Write out the data again in full, exactly as it reads.

>>>

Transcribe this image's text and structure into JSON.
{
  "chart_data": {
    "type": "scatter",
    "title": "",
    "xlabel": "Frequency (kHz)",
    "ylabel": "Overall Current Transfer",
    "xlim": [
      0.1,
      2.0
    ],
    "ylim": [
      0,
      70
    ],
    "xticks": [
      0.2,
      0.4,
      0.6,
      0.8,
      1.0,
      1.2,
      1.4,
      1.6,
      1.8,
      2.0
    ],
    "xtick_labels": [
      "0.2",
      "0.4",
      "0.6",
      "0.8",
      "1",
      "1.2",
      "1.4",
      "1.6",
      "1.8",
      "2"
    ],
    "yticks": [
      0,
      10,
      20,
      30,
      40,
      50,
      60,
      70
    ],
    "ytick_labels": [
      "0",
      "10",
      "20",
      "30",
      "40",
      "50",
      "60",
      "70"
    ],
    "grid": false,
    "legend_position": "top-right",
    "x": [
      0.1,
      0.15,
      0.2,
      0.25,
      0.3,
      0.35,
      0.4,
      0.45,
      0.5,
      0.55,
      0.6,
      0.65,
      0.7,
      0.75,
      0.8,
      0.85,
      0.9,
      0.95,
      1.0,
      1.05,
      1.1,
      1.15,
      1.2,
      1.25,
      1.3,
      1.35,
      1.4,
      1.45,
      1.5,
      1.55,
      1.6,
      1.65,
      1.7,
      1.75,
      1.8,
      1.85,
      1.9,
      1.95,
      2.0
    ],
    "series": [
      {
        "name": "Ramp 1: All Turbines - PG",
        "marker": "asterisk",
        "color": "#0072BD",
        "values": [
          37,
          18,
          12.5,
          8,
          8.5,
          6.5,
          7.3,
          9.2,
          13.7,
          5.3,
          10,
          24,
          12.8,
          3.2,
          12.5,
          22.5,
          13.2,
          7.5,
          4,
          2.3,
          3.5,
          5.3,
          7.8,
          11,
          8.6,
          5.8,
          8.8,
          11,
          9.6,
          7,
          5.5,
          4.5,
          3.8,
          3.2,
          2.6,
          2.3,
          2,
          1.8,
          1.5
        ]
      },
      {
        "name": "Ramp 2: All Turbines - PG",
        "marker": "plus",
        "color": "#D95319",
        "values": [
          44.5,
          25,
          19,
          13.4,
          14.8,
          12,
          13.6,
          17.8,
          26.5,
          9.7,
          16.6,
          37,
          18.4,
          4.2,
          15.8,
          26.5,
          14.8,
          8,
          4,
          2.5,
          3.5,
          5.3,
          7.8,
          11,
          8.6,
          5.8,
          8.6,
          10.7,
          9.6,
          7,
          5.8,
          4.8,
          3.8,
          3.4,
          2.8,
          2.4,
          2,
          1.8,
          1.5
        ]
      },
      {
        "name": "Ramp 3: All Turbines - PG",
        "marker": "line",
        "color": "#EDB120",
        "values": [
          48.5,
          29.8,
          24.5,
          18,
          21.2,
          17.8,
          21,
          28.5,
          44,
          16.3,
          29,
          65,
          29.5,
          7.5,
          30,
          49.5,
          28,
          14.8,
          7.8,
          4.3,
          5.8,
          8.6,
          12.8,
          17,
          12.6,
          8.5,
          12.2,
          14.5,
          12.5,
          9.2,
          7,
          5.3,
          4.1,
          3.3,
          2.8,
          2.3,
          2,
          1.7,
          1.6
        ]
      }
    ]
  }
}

<<<

THE RESPONSE:
Transcribe this image's text and structure into JSON.
{
  "chart_data": {
    "type": "scatter",
    "title": "",
    "xlabel": "Frequency (kHz)",
    "ylabel": "Overall Current Transfer",
    "xlim": [
      0.1,
      2.0
    ],
    "ylim": [
      0,
      70
    ],
    "xticks": [
      0.2,
      0.4,
      0.6,
      0.8,
      1.0,
      1.2,
      1.4,
      1.6,
      1.8,
      2.0
    ],
    "xtick_labels": [
      "0.2",
      "0.4",
      "0.6",
      "0.8",
      "1",
      "1.2",
      "1.4",
      "1.6",
      "1.8",
      "2"
    ],
    "yticks": [
      0,
      10,
      20,
      30,
      40,
      50,
      60,
      70
    ],
    "ytick_labels": [
      "0",
      "10",
      "20",
      "30",
      "40",
      "50",
      "60",
      "70"
    ],
    "grid": false,
    "legend_position": "top-right",
    "x": [
      0.1,
      0.15,
      0.2,
      0.25,
      0.3,
      0.35,
      0.4,
      0.45,
      0.5,
      0.55,
      0.6,
      0.65,
      0.7,
      0.75,
      0.8,
      0.85,
      0.9,
      0.95,
      1.0,
      1.05,
      1.1,
      1.15,
      1.2,
      1.25,
      1.3,
      1.35,
      1.4,
      1.45,
      1.5,
      1.55,
      1.6,
      1.65,
      1.7,
      1.75,
      1.8,
      1.85,
      1.9,
      1.95,
      2.0
    ],
    "series": [
      {
        "name": "Ramp 1: All Turbines - PG",
        "marker": "asterisk",
        "color": "#0072BD",
        "values": [
          37,
          18,
          12.5,
          8,
          8.5,
          6.5,
          7.3,
          9.2,
          13.7,
          5.3,
          10,
          24,
          12.8,
          3.2,
          12.5,
          22.5,
          13.2,
          7.5,
          4,
          2.3,
          3.5,
          5.3,
          7.8,
          11,
          8.6,
          5.8,
          8.8,
          11,
          9.6,
          7,
          5.5,
          4.5,
          3.8,
          3.2,
          2.6,
          2.3,
          2,
          1.8,
          1.5
        ]
      },
      {
        "name": "Ramp 2: All Turbines - PG",
        "marker": "plus",
        "color": "#D95319",
        "values": [
          44.5,
          25,
          19,
          13.4,
          14.8,
          12,
          13.6,
          17.8,
          26.5,
          9.7,
          16.6,
          37,
          18.4,
          4.2,
          15.8,
          26.5,
          14.8,
          8,
          4,
          2.5,
          3.5,
          5.3,
          7.8,
          11,
          8.6,
          5.8,
          8.6,
          10.7,
          9.6,
          7,
          5.8,
          4.8,
          3.8,
          3.4,
          2.8,
          2.4,
          2,
          1.8,
          1.5
        ]
      },
      {
        "name": "Ramp 3: All Turbines - PG",
        "marker": "line",
        "color": "#EDB120",
        "values": [
          48.5,
          29.8,
          24.5,
          18,
          21.2,
          17.8,
          21,
          28.5,
          44,
          16.3,
          29,
          65,
          29.5,
          7.5,
          30,
          49.5,
          28,
          14.8,
          7.8,
          4.3,
          5.8,
          8.6,
          12.8,
          17,
          12.6,
          8.5,
          12.2,
          14.5,
          12.5,
          9.2,
          7,
          5.3,
          4.1,
          3.3,
          2.8,
          2.3,
          2,
          1.7,
          1.6
        ]
      }
    ]
  }
}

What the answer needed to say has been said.